» **DATA TO EXAMINE**:
'''
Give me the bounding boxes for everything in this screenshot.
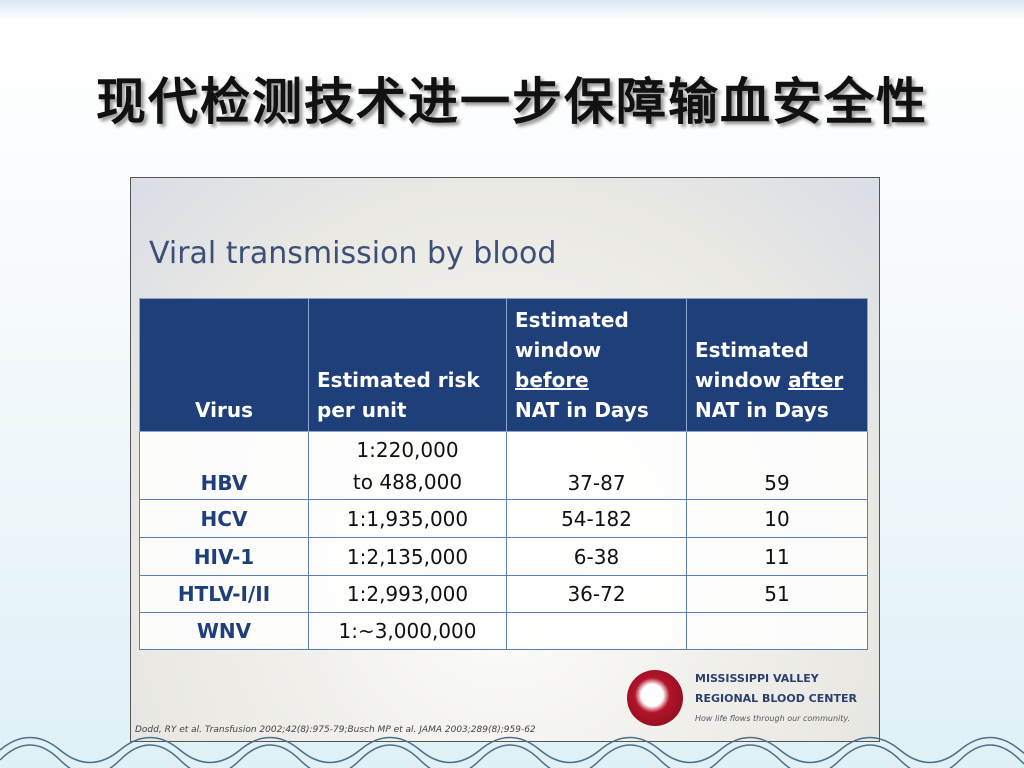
table-row: HCV 1:1,935,000 54-182 10 [139,499,868,538]
header-text: Virus [195,398,253,422]
cell-text: 6-38 [573,544,620,569]
cell-text: 37-87 [567,471,626,495]
table-cell: HIV-1 [139,537,309,576]
cell-text: HTLV-I/II [177,582,271,606]
cell-line: 1:2,993,000 [346,582,469,606]
header-text: Estimated risk per unit [317,368,480,422]
cell-line: 1:220,000 [356,437,459,462]
cell-line: 1:~3,000,000 [338,619,477,643]
header-cell: Estimated risk per unit [308,298,507,432]
table-cell: 1:2,135,000 [308,537,507,576]
cell-text: HBV [200,471,248,495]
cell-text: HCV [200,506,248,531]
logo-line: REGIONAL BLOOD CENTER [695,692,857,705]
table-cell [686,612,868,650]
logo-tagline: How life flows through our community. [695,714,851,723]
table-row: HBV 1:220,000 to 488,000 37-87 59 [139,431,868,500]
table-cell: 54-182 [506,499,687,538]
table-cell: WNV [139,612,309,650]
table-cell: 1:~3,000,000 [308,612,507,650]
wave-decoration [0,736,1024,768]
header-text: NAT in Days [515,398,649,422]
header-cell: Estimated window after NAT in Days [686,298,868,432]
logo-mark [627,670,683,726]
cell-text: 51 [764,582,790,606]
logo: MISSISSIPPI VALLEY REGIONAL BLOOD CENTER… [627,668,877,728]
cell-line: 1:2,135,000 [346,544,469,569]
cell-text: HIV-1 [193,544,255,569]
table-cell: 11 [686,537,868,576]
table-row: WNV 1:~3,000,000 [139,612,868,650]
cell-line: to 488,000 [352,469,463,494]
panel-title: Viral transmission by blood [149,236,557,271]
table-cell: 1:2,993,000 [308,575,507,613]
header-cell: Virus [139,298,309,432]
table-cell: 59 [686,431,868,500]
table-cell: 6-38 [506,537,687,576]
table-cell [506,612,687,650]
cell-text: 36-72 [567,582,626,606]
table-cell: 51 [686,575,868,613]
table-cell: 1:1,935,000 [308,499,507,538]
table-cell: 1:220,000 to 488,000 [308,431,507,500]
header-text: Estimated window [695,338,809,392]
header-underlined: before [515,368,589,392]
table-cell: 10 [686,499,868,538]
cell-line: 1:1,935,000 [346,506,469,531]
cell-text: 11 [764,544,790,569]
header-underlined: after [788,368,844,392]
header-text: NAT in Days [695,398,829,422]
table-row: HIV-1 1:2,135,000 6-38 11 [139,537,868,576]
slide-title: 现代检测技术进一步保障输血安全性 [96,72,928,131]
cell-text: 10 [764,506,790,531]
panel: Viral transmission by blood Virus Estimat… [130,177,880,742]
table-row: HTLV-I/II 1:2,993,000 36-72 51 [139,575,868,613]
header-text: Estimated window [515,308,629,362]
cell-text: 59 [764,471,790,495]
table-cell: 36-72 [506,575,687,613]
table-cell: HTLV-I/II [139,575,309,613]
header-cell: Estimated window before NAT in Days [506,298,687,432]
cell-text: 54-182 [561,506,632,531]
table-cell: 37-87 [506,431,687,500]
header-row: Virus Estimated risk per unit Estimated wi… [139,298,868,432]
citation: Dodd, RY et al. Transfusion 2002;42(8):9… [135,725,536,735]
table: Virus Estimated risk per unit Estimated wi… [139,298,868,650]
table-cell: HBV [139,431,309,500]
cell-text: WNV [196,619,252,643]
table-cell: HCV [139,499,309,538]
logo-line: MISSISSIPPI VALLEY [695,672,819,685]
'''
» **EXERCISE INSTRUCTIONS**: An exact reprint of every record is required, with the pictures omitted.

» **RESPONSE TO THE EXERCISE**:
Give me the bounding boxes for everything in this screenshot.
table-row: HCV 1:1,935,000 54-182 10 [139,499,868,538]
header-text: Virus [195,398,253,422]
cell-text: 6-38 [573,544,620,569]
cell-text: 37-87 [567,471,626,495]
table-cell: HIV-1 [139,537,309,576]
cell-text: HTLV-I/II [177,582,271,606]
cell-line: 1:2,993,000 [346,582,469,606]
header-text: Estimated risk per unit [317,368,480,422]
cell-line: 1:220,000 [356,437,459,462]
cell-line: 1:~3,000,000 [338,619,477,643]
header-cell: Estimated risk per unit [308,298,507,432]
table-cell: 1:2,135,000 [308,537,507,576]
cell-text: HBV [200,471,248,495]
cell-text: HCV [200,506,248,531]
logo-line: REGIONAL BLOOD CENTER [695,692,857,705]
table-cell [686,612,868,650]
logo-tagline: How life flows through our community. [695,714,851,723]
table-row: HBV 1:220,000 to 488,000 37-87 59 [139,431,868,500]
table-cell: 54-182 [506,499,687,538]
table-cell: WNV [139,612,309,650]
table-cell: 1:~3,000,000 [308,612,507,650]
wave-decoration [0,736,1024,768]
header-text: NAT in Days [515,398,649,422]
header-cell: Estimated window after NAT in Days [686,298,868,432]
logo-mark [627,670,683,726]
cell-text: 51 [764,582,790,606]
logo: MISSISSIPPI VALLEY REGIONAL BLOOD CENTER… [627,668,877,728]
cell-line: 1:2,135,000 [346,544,469,569]
cell-text: HIV-1 [193,544,255,569]
table-cell: 11 [686,537,868,576]
table-row: WNV 1:~3,000,000 [139,612,868,650]
cell-line: to 488,000 [352,469,463,494]
panel-title: Viral transmission by blood [149,236,557,271]
table-cell: 1:2,993,000 [308,575,507,613]
header-cell: Virus [139,298,309,432]
table-cell: 59 [686,431,868,500]
table-cell: 6-38 [506,537,687,576]
table-cell [506,612,687,650]
cell-text: 36-72 [567,582,626,606]
table-cell: 51 [686,575,868,613]
table-cell: 1:1,935,000 [308,499,507,538]
table-cell: 1:220,000 to 488,000 [308,431,507,500]
header-text: Estimated window [695,338,809,392]
header-underlined: before [515,368,589,392]
table-cell: 10 [686,499,868,538]
cell-line: 1:1,935,000 [346,506,469,531]
cell-text: 11 [764,544,790,569]
header-underlined: after [788,368,844,392]
header-text: NAT in Days [695,398,829,422]
table-row: HIV-1 1:2,135,000 6-38 11 [139,537,868,576]
slide-title: 现代检测技术进一步保障输血安全性 [96,72,928,131]
cell-text: 10 [764,506,790,531]
panel: Viral transmission by blood Virus Estimat… [130,177,880,742]
table-row: HTLV-I/II 1:2,993,000 36-72 51 [139,575,868,613]
header-text: Estimated window [515,308,629,362]
cell-text: 59 [764,471,790,495]
table-cell: 36-72 [506,575,687,613]
table-cell: HTLV-I/II [139,575,309,613]
header-cell: Estimated window before NAT in Days [506,298,687,432]
cell-text: 54-182 [561,506,632,531]
table-cell: 37-87 [506,431,687,500]
header-row: Virus Estimated risk per unit Estimated wi… [139,298,868,432]
citation: Dodd, RY et al. Transfusion 2002;42(8):9… [135,725,536,735]
table: Virus Estimated risk per unit Estimated wi… [139,298,868,650]
table-cell: HBV [139,431,309,500]
cell-text: WNV [196,619,252,643]
table-cell: HCV [139,499,309,538]
logo-line: MISSISSIPPI VALLEY [695,672,819,685]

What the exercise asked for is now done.